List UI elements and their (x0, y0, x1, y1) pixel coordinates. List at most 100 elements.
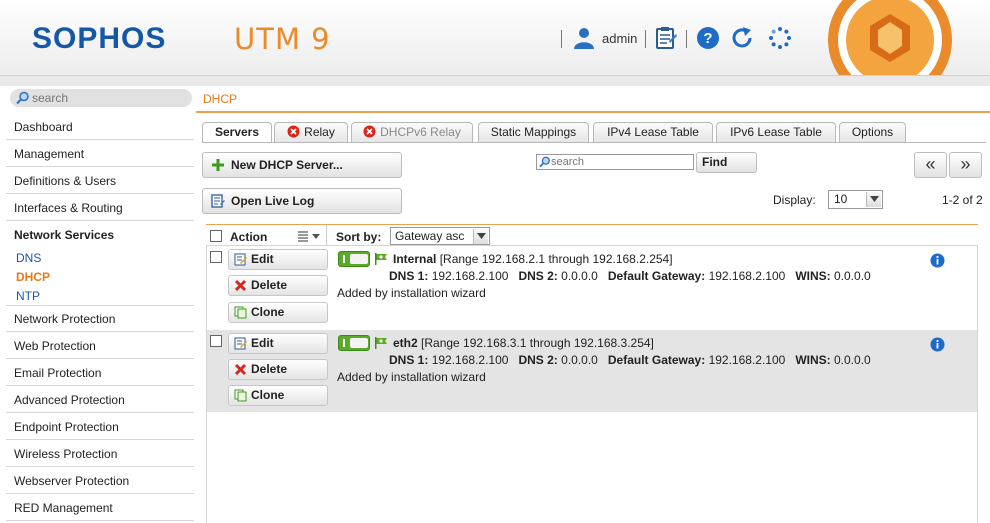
product-name: UTM 9 (234, 22, 331, 56)
clone-button[interactable]: Clone (228, 385, 328, 406)
delete-label: Delete (251, 362, 288, 376)
server-name: eth2 (393, 336, 418, 350)
sidebar: Dashboard Management Definitions & Users… (0, 86, 196, 523)
tab-ipv6-lease-table[interactable]: IPv6 Lease Table (716, 122, 836, 142)
info-icon[interactable] (930, 253, 945, 268)
server-title: eth2 [Range 192.168.3.1 through 192.168.… (393, 336, 654, 350)
row-checkbox[interactable] (210, 251, 222, 263)
main-search-input[interactable] (551, 155, 691, 169)
edit-button[interactable]: Edit (228, 249, 328, 270)
new-dhcp-server-button[interactable]: New DHCP Server... (202, 152, 402, 178)
open-live-log-button[interactable]: Open Live Log (202, 188, 402, 214)
select-all-checkbox[interactable] (210, 230, 222, 242)
clone-button[interactable]: Clone (228, 302, 328, 323)
column-menu-icon[interactable] (296, 229, 322, 243)
dns1-value: 192.168.2.100 (431, 353, 509, 367)
enable-toggle[interactable] (338, 251, 370, 267)
chevron-down-icon (866, 192, 881, 207)
help-icon[interactable]: ? (696, 26, 720, 50)
edit-icon (234, 337, 247, 350)
tab-dhcpv6-relay[interactable]: DHCPv6 Relay (351, 122, 473, 142)
edit-button[interactable]: Edit (228, 333, 328, 354)
sidebar-subitem-dns[interactable]: DNS (16, 251, 41, 265)
row-checkbox[interactable] (210, 335, 222, 347)
search-icon (16, 91, 29, 105)
edit-icon (234, 253, 247, 266)
header-separator (645, 30, 646, 48)
wins-label: WINS: (795, 269, 831, 283)
wins-value: 0.0.0.0 (834, 353, 871, 367)
sophos-emblem-icon (828, 0, 952, 75)
header-divider (196, 111, 990, 113)
find-button[interactable]: Find (696, 152, 757, 173)
tab-options[interactable]: Options (839, 122, 906, 142)
gateway-value: 192.168.2.100 (708, 269, 786, 283)
dns1-label: DNS 1: (389, 269, 429, 283)
sortby-select-value: Gateway asc (395, 229, 465, 243)
gateway-value: 192.168.2.100 (708, 353, 786, 367)
table-row: Edit Delete Clone Internal [Range 192.16… (207, 246, 977, 328)
gateway-label: Default Gateway: (607, 353, 706, 367)
display-select[interactable]: 10 (828, 190, 883, 209)
tab-static-mappings[interactable]: Static Mappings (478, 122, 589, 142)
tab-servers[interactable]: Servers (202, 122, 272, 143)
sidebar-item-wireless-protection[interactable]: Wireless Protection (6, 441, 194, 467)
sidebar-item-red-management[interactable]: RED Management (6, 495, 194, 521)
pager-next-button[interactable]: » (949, 152, 982, 178)
sidebar-item-email-protection[interactable]: Email Protection (6, 360, 194, 386)
server-comment: Added by installation wizard (337, 286, 486, 300)
dns2-value: 0.0.0.0 (561, 269, 598, 283)
enable-toggle[interactable] (338, 335, 370, 351)
sophos-logo: SOPHOS (32, 22, 167, 55)
delete-button[interactable]: Delete (228, 359, 328, 380)
error-icon (363, 125, 376, 138)
tab-dhcpv6-relay-label: DHCPv6 Relay (380, 125, 461, 139)
plus-icon (212, 159, 224, 171)
sidebar-item-interfaces-routing[interactable]: Interfaces & Routing (6, 195, 194, 221)
dns1-label: DNS 1: (389, 353, 429, 367)
clipboard-icon[interactable] (654, 26, 678, 50)
info-icon[interactable] (930, 337, 945, 352)
sidebar-item-network-services[interactable]: Network Services (6, 222, 194, 248)
dns2-value: 0.0.0.0 (561, 353, 598, 367)
clone-label: Clone (251, 305, 285, 319)
sidebar-item-management[interactable]: Management (6, 141, 194, 167)
network-flag-icon (375, 337, 387, 349)
sidebar-subitem-dhcp[interactable]: DHCP (16, 270, 50, 284)
sidebar-item-endpoint-protection[interactable]: Endpoint Protection (6, 414, 194, 440)
dns2-label: DNS 2: (518, 269, 558, 283)
search-icon (539, 156, 550, 168)
sortby-select[interactable]: Gateway asc (390, 227, 490, 245)
pager-prev-button[interactable]: « (914, 152, 947, 178)
toggle-tick (343, 255, 345, 263)
sidebar-subitem-ntp[interactable]: NTP (16, 289, 40, 303)
display-label: Display: (773, 193, 816, 207)
sidebar-item-advanced-protection[interactable]: Advanced Protection (6, 387, 194, 413)
sidebar-item-definitions-users[interactable]: Definitions & Users (6, 168, 194, 194)
chevron-down-icon (473, 229, 488, 244)
sidebar-item-web-protection[interactable]: Web Protection (6, 333, 194, 359)
sidebar-search-input[interactable] (32, 90, 182, 106)
toggle-knob (350, 254, 368, 264)
tab-relay[interactable]: Relay (274, 122, 348, 142)
refresh-icon[interactable] (730, 26, 754, 50)
server-details: DNS 1: 192.168.2.100 DNS 2: 0.0.0.0 Defa… (389, 353, 871, 367)
server-range: [Range 192.168.3.1 through 192.168.3.254… (421, 336, 654, 350)
sidebar-search[interactable] (10, 89, 192, 107)
toggle-tick (343, 339, 345, 347)
main-search[interactable] (536, 154, 694, 170)
sidebar-item-webserver-protection[interactable]: Webserver Protection (6, 468, 194, 494)
record-count: 1-2 of 2 (942, 193, 983, 207)
tab-ipv4-lease-table[interactable]: IPv4 Lease Table (593, 122, 713, 142)
header-separator (561, 30, 562, 48)
sidebar-item-dashboard[interactable]: Dashboard (6, 114, 194, 140)
dns1-value: 192.168.2.100 (431, 269, 509, 283)
delete-button[interactable]: Delete (228, 275, 328, 296)
sidebar-item-network-protection[interactable]: Network Protection (6, 306, 194, 332)
svg-text:?: ? (703, 30, 712, 47)
wins-value: 0.0.0.0 (834, 269, 871, 283)
user-name[interactable]: admin (602, 31, 637, 46)
delete-label: Delete (251, 278, 288, 292)
gateway-label: Default Gateway: (607, 269, 706, 283)
user-icon[interactable] (572, 26, 596, 50)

-- PROBLEM --
Return all of the material above line for line, without changing anything and without the picture.

-- EXERCISE OUTPUT --
List UI elements and their (x0, y0, x1, y1) pixel coordinates. List at most 100 elements.
product-name: UTM 9 (234, 22, 331, 56)
clone-button[interactable]: Clone (228, 385, 328, 406)
delete-label: Delete (251, 362, 288, 376)
server-name: eth2 (393, 336, 418, 350)
sidebar: Dashboard Management Definitions & Users… (0, 86, 196, 523)
tab-ipv6-lease-table[interactable]: IPv6 Lease Table (716, 122, 836, 142)
info-icon[interactable] (930, 253, 945, 268)
server-title: eth2 [Range 192.168.3.1 through 192.168.… (393, 336, 654, 350)
row-checkbox[interactable] (210, 251, 222, 263)
main-search-input[interactable] (551, 155, 691, 169)
edit-button[interactable]: Edit (228, 249, 328, 270)
new-dhcp-server-button[interactable]: New DHCP Server... (202, 152, 402, 178)
open-live-log-button[interactable]: Open Live Log (202, 188, 402, 214)
select-all-checkbox[interactable] (210, 230, 222, 242)
clone-button[interactable]: Clone (228, 302, 328, 323)
column-menu-icon[interactable] (296, 229, 322, 243)
dns1-value: 192.168.2.100 (431, 353, 509, 367)
enable-toggle[interactable] (338, 251, 370, 267)
chevron-down-icon (866, 192, 881, 207)
help-icon[interactable]: ? (696, 26, 720, 50)
edit-icon (234, 337, 247, 350)
tab-dhcpv6-relay[interactable]: DHCPv6 Relay (351, 122, 473, 142)
edit-button[interactable]: Edit (228, 333, 328, 354)
sidebar-subitem-dns[interactable]: DNS (16, 251, 41, 265)
row-checkbox[interactable] (210, 335, 222, 347)
search-icon (16, 91, 29, 105)
edit-icon (234, 253, 247, 266)
header-separator (645, 30, 646, 48)
wins-label: WINS: (795, 269, 831, 283)
wins-value: 0.0.0.0 (834, 353, 871, 367)
sophos-emblem-icon (828, 0, 952, 75)
header-divider (196, 111, 990, 113)
find-button[interactable]: Find (696, 152, 757, 173)
tab-options[interactable]: Options (839, 122, 906, 142)
gateway-value: 192.168.2.100 (708, 269, 786, 283)
dns1-label: DNS 1: (389, 269, 429, 283)
sortby-select-value: Gateway asc (395, 229, 465, 243)
gateway-value: 192.168.2.100 (708, 353, 786, 367)
table-row: Edit Delete Clone Internal [Range 192.16… (207, 246, 977, 328)
gateway-label: Default Gateway: (607, 353, 706, 367)
display-select[interactable]: 10 (828, 190, 883, 209)
tab-static-mappings[interactable]: Static Mappings (478, 122, 589, 142)
tab-servers[interactable]: Servers (202, 122, 272, 143)
sidebar-item-wireless-protection[interactable]: Wireless Protection (6, 441, 194, 467)
sidebar-item-red-management[interactable]: RED Management (6, 495, 194, 521)
pager-next-button[interactable]: » (949, 152, 982, 178)
sidebar-item-email-protection[interactable]: Email Protection (6, 360, 194, 386)
server-comment: Added by installation wizard (337, 286, 486, 300)
dns2-value: 0.0.0.0 (561, 269, 598, 283)
enable-toggle[interactable] (338, 335, 370, 351)
sophos-logo: SOPHOS (32, 22, 167, 55)
delete-button[interactable]: Delete (228, 359, 328, 380)
error-icon (363, 125, 376, 138)
tab-dhcpv6-relay-label: DHCPv6 Relay (380, 125, 461, 139)
plus-icon (212, 159, 224, 171)
sidebar-item-interfaces-routing[interactable]: Interfaces & Routing (6, 195, 194, 221)
dns1-label: DNS 1: (389, 353, 429, 367)
clipboard-icon[interactable] (654, 26, 678, 50)
info-icon[interactable] (930, 337, 945, 352)
sidebar-item-network-services[interactable]: Network Services (6, 222, 194, 248)
dns2-value: 0.0.0.0 (561, 353, 598, 367)
clone-label: Clone (251, 305, 285, 319)
sidebar-item-management[interactable]: Management (6, 141, 194, 167)
network-flag-icon (375, 337, 387, 349)
sidebar-subitem-dhcp[interactable]: DHCP (16, 270, 50, 284)
sidebar-item-endpoint-protection[interactable]: Endpoint Protection (6, 414, 194, 440)
dns2-label: DNS 2: (518, 269, 558, 283)
search-icon (539, 156, 550, 168)
sortby-select[interactable]: Gateway asc (390, 227, 490, 245)
pager-prev-button[interactable]: « (914, 152, 947, 178)
toggle-tick (343, 255, 345, 263)
sidebar-subitem-ntp[interactable]: NTP (16, 289, 40, 303)
display-label: Display: (773, 193, 816, 207)
sidebar-item-advanced-protection[interactable]: Advanced Protection (6, 387, 194, 413)
sidebar-item-definitions-users[interactable]: Definitions & Users (6, 168, 194, 194)
chevron-down-icon (473, 229, 488, 244)
sidebar-item-web-protection[interactable]: Web Protection (6, 333, 194, 359)
sidebar-search-input[interactable] (32, 90, 182, 106)
toggle-knob (350, 254, 368, 264)
tab-relay[interactable]: Relay (274, 122, 348, 142)
refresh-icon[interactable] (730, 26, 754, 50)
server-details: DNS 1: 192.168.2.100 DNS 2: 0.0.0.0 Defa… (389, 353, 871, 367)
server-range: [Range 192.168.3.1 through 192.168.3.254… (421, 336, 654, 350)
sidebar-search[interactable] (10, 89, 192, 107)
toggle-tick (343, 339, 345, 347)
main-search[interactable] (536, 154, 694, 170)
sidebar-item-webserver-protection[interactable]: Webserver Protection (6, 468, 194, 494)
record-count: 1-2 of 2 (942, 193, 983, 207)
tab-ipv4-lease-table[interactable]: IPv4 Lease Table (593, 122, 713, 142)
header-separator (561, 30, 562, 48)
sidebar-item-dashboard[interactable]: Dashboard (6, 114, 194, 140)
dns1-value: 192.168.2.100 (431, 269, 509, 283)
delete-button[interactable]: Delete (228, 275, 328, 296)
sidebar-item-network-protection[interactable]: Network Protection (6, 306, 194, 332)
svg-text:?: ? (703, 30, 712, 47)
wins-value: 0.0.0.0 (834, 269, 871, 283)
user-name[interactable]: admin (602, 31, 637, 46)
delete-label: Delete (251, 278, 288, 292)
gateway-label: Default Gateway: (607, 269, 706, 283)
user-icon[interactable] (572, 26, 596, 50)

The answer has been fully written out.